• **TASK DETAILS**
Determine the number of lines that contain the word "kryterium", then state that number and nothing more.

• **INPUT MATERIAL**
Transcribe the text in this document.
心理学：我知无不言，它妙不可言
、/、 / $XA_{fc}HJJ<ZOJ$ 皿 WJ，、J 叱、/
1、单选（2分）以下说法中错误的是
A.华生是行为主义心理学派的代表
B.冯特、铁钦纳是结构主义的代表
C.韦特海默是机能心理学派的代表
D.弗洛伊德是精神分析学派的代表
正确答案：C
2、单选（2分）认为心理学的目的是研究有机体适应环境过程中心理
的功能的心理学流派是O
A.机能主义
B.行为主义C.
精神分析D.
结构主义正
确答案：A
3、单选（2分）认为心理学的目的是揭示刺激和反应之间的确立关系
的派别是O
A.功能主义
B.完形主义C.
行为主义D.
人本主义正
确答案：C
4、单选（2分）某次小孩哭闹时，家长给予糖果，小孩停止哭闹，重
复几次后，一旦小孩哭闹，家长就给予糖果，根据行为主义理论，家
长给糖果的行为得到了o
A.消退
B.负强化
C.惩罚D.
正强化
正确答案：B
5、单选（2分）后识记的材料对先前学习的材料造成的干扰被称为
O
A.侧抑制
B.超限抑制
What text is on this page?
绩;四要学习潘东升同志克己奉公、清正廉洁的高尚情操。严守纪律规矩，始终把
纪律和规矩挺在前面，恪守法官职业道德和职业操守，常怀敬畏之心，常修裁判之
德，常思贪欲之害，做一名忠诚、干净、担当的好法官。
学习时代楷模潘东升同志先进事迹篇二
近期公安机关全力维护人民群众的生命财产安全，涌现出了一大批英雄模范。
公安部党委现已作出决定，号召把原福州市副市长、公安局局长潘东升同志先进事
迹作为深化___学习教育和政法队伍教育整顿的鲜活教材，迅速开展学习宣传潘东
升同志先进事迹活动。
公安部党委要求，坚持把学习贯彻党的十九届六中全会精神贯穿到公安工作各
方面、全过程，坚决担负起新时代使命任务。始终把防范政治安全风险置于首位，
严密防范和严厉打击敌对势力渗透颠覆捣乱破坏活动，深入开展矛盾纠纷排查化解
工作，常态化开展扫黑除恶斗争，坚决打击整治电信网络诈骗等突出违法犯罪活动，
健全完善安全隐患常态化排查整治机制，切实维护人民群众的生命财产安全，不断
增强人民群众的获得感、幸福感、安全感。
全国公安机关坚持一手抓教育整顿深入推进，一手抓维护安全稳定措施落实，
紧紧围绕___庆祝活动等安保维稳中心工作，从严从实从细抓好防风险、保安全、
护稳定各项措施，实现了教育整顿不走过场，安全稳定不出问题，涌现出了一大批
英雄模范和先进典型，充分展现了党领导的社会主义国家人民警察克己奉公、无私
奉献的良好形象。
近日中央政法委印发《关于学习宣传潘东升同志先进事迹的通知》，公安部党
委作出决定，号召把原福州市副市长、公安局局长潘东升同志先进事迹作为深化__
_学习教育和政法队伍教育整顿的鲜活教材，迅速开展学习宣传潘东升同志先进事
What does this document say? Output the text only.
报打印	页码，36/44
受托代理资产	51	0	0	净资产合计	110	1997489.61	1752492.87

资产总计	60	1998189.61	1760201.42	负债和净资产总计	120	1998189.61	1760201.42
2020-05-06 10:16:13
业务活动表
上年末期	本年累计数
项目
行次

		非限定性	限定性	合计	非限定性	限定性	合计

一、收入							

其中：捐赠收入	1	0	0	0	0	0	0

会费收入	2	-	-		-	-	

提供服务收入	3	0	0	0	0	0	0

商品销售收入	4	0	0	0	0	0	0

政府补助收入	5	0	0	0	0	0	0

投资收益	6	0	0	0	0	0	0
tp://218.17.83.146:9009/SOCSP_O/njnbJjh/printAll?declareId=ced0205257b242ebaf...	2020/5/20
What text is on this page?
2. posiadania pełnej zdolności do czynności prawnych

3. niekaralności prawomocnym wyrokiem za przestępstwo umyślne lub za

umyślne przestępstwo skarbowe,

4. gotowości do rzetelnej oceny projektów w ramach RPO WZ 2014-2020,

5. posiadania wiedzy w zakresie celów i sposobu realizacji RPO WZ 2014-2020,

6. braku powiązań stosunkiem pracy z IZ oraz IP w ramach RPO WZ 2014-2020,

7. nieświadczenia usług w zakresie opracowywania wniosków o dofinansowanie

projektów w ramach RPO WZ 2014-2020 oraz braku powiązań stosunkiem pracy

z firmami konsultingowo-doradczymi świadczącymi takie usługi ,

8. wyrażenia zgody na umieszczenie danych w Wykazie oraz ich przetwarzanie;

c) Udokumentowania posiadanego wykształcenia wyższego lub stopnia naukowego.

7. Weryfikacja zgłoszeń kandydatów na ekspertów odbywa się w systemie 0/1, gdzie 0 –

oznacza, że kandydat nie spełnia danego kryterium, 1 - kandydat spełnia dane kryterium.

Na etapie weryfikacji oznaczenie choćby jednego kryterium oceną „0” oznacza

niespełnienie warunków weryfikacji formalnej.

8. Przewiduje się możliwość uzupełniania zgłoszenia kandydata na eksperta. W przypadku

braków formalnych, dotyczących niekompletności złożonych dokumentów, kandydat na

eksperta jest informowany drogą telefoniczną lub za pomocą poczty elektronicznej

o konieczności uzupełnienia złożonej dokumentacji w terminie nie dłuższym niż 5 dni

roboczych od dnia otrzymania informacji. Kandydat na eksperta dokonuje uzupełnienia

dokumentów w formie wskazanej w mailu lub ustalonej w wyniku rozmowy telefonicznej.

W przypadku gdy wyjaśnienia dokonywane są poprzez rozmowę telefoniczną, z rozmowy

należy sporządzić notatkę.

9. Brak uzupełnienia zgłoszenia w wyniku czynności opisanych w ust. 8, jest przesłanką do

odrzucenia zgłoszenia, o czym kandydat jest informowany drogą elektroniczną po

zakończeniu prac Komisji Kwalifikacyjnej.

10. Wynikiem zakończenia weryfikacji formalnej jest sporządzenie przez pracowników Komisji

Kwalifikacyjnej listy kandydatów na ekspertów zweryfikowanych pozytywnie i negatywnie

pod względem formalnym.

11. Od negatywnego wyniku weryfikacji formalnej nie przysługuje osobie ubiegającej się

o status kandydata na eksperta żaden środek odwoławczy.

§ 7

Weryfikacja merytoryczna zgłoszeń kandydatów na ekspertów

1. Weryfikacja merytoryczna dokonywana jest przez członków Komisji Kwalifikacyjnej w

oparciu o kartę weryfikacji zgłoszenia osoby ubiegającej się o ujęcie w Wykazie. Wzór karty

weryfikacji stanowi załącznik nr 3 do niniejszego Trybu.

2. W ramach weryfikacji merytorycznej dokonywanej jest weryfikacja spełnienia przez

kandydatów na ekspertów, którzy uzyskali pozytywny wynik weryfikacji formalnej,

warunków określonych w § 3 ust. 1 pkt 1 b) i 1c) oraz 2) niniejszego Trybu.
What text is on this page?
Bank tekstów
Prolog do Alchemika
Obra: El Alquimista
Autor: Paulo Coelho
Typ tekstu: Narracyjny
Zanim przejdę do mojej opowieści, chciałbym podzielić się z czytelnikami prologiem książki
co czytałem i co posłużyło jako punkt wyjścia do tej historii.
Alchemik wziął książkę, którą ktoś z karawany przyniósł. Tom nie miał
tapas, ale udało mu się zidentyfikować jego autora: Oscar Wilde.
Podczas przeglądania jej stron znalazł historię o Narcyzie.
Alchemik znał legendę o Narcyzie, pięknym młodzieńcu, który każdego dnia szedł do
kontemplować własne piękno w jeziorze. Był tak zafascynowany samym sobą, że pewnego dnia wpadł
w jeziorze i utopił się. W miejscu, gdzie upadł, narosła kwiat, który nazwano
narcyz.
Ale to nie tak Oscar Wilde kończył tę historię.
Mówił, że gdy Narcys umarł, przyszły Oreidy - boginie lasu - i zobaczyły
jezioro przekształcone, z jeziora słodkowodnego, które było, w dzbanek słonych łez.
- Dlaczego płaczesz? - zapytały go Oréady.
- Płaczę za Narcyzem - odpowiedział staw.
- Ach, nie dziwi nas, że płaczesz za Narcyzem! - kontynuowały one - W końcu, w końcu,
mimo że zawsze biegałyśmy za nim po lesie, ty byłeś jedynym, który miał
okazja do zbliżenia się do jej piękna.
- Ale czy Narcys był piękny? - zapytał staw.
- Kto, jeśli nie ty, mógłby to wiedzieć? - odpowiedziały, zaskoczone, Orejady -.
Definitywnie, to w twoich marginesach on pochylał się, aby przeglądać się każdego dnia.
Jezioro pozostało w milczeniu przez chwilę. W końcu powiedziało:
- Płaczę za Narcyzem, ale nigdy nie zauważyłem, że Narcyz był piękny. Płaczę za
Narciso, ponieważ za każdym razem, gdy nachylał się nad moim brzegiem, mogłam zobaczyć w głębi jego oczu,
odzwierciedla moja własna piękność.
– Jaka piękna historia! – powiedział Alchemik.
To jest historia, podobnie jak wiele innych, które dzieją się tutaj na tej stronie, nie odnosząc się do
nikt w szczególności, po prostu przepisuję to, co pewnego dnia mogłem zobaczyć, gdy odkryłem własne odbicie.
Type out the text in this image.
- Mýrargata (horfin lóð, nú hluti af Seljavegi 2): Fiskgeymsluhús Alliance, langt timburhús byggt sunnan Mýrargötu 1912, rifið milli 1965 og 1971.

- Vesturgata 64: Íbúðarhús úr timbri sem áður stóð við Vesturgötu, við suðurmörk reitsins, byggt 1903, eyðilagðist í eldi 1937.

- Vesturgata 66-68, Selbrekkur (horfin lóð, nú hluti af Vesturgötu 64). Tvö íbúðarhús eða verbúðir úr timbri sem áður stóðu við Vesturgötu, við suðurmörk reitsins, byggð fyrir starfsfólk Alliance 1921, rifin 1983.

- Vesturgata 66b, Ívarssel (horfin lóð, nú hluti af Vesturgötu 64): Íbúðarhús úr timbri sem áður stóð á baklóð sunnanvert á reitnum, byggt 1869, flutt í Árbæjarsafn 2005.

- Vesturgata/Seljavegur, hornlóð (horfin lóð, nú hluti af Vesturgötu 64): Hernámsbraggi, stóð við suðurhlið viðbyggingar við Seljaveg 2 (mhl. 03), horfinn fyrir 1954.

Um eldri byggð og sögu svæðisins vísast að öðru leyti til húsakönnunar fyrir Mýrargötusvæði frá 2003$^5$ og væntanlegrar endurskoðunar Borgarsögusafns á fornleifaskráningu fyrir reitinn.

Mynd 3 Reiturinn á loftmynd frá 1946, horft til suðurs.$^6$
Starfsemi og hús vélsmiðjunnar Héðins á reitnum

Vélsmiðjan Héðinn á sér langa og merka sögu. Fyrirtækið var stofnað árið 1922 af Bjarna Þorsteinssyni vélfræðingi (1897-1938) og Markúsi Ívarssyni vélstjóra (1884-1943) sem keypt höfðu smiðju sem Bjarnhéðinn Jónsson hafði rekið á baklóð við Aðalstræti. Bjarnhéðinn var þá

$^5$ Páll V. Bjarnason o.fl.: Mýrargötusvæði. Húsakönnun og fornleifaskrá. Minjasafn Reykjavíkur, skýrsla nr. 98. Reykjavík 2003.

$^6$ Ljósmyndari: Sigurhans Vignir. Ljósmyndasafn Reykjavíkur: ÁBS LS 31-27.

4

• **THE RESPONSE**
2